*Instructions to follow:* Reproduce the records word for word, starting at the first line and ending at the line that contains "data-point — [538, 630, 542, 639]", including that line.

*Collected data:*
=-=-=

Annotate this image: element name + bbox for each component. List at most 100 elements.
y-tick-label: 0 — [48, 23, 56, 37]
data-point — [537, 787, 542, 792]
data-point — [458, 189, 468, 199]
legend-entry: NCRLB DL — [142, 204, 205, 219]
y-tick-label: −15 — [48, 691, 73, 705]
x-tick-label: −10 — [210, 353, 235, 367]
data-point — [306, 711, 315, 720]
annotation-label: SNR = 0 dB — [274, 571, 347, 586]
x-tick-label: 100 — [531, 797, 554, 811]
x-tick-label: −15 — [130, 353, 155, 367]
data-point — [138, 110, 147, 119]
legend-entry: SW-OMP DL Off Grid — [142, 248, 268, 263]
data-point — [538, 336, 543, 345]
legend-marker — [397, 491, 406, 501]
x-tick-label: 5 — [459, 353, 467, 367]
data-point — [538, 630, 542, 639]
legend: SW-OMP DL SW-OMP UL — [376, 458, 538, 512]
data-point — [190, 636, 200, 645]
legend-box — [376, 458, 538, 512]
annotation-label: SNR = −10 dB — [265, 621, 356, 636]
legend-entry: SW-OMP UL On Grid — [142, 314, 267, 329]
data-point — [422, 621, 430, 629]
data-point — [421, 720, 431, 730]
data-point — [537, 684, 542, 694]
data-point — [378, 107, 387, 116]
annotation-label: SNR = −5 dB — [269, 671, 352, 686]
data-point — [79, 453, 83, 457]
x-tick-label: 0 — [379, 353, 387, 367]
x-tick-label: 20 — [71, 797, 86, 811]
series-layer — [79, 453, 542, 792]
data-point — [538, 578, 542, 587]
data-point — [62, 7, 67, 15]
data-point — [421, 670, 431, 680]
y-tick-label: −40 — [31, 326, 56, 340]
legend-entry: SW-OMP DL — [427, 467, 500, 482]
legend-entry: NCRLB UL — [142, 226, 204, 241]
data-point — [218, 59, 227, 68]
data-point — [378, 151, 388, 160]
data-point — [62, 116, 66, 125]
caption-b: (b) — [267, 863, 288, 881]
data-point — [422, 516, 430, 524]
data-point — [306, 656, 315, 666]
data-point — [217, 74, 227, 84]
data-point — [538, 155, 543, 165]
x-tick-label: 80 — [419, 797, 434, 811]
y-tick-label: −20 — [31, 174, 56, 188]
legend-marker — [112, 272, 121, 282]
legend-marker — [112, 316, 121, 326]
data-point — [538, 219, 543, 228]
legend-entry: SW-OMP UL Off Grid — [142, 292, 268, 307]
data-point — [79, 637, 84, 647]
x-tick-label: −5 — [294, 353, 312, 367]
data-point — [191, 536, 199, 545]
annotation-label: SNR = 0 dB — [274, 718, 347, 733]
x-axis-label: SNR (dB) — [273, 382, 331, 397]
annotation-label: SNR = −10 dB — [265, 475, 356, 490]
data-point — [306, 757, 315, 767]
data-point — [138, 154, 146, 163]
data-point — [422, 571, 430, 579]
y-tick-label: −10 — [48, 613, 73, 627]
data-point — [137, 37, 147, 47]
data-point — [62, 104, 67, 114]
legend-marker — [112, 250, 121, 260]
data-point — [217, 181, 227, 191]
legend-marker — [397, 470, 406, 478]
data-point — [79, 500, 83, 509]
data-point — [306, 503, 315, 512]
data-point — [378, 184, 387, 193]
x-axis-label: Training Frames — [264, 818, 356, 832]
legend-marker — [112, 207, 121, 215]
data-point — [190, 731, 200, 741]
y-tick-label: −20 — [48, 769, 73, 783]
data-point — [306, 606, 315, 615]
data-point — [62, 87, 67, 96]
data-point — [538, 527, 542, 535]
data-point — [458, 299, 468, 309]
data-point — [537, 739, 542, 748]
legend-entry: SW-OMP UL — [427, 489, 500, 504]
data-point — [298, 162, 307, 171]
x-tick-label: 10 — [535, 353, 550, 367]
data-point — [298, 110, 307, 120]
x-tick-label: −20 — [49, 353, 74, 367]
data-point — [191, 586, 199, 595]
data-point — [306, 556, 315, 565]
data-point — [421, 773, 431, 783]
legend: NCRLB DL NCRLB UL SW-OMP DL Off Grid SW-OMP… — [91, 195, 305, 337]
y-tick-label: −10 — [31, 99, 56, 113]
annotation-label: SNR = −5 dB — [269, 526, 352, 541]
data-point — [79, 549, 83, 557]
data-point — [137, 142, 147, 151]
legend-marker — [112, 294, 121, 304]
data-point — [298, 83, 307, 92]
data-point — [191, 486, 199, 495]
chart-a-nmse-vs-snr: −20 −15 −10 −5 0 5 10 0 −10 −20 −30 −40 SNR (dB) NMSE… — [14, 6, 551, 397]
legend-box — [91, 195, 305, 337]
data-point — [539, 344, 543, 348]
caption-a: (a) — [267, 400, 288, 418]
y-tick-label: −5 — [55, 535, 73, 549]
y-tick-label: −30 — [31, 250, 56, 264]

=-=-=

*The completed task:*
Annotate this image: element name + bbox for each component. List at most 100 elements.
y-tick-label: 0 — [48, 23, 56, 37]
data-point — [537, 787, 542, 792]
data-point — [458, 189, 468, 199]
legend-entry: NCRLB DL — [142, 204, 205, 219]
y-tick-label: −15 — [48, 691, 73, 705]
x-tick-label: −10 — [210, 353, 235, 367]
data-point — [306, 711, 315, 720]
annotation-label: SNR = 0 dB — [274, 571, 347, 586]
x-tick-label: 100 — [531, 797, 554, 811]
x-tick-label: −15 — [130, 353, 155, 367]
data-point — [138, 110, 147, 119]
legend-entry: SW-OMP DL Off Grid — [142, 248, 268, 263]
data-point — [538, 336, 543, 345]
legend-marker — [397, 491, 406, 501]
x-tick-label: 5 — [459, 353, 467, 367]
data-point — [538, 630, 542, 639]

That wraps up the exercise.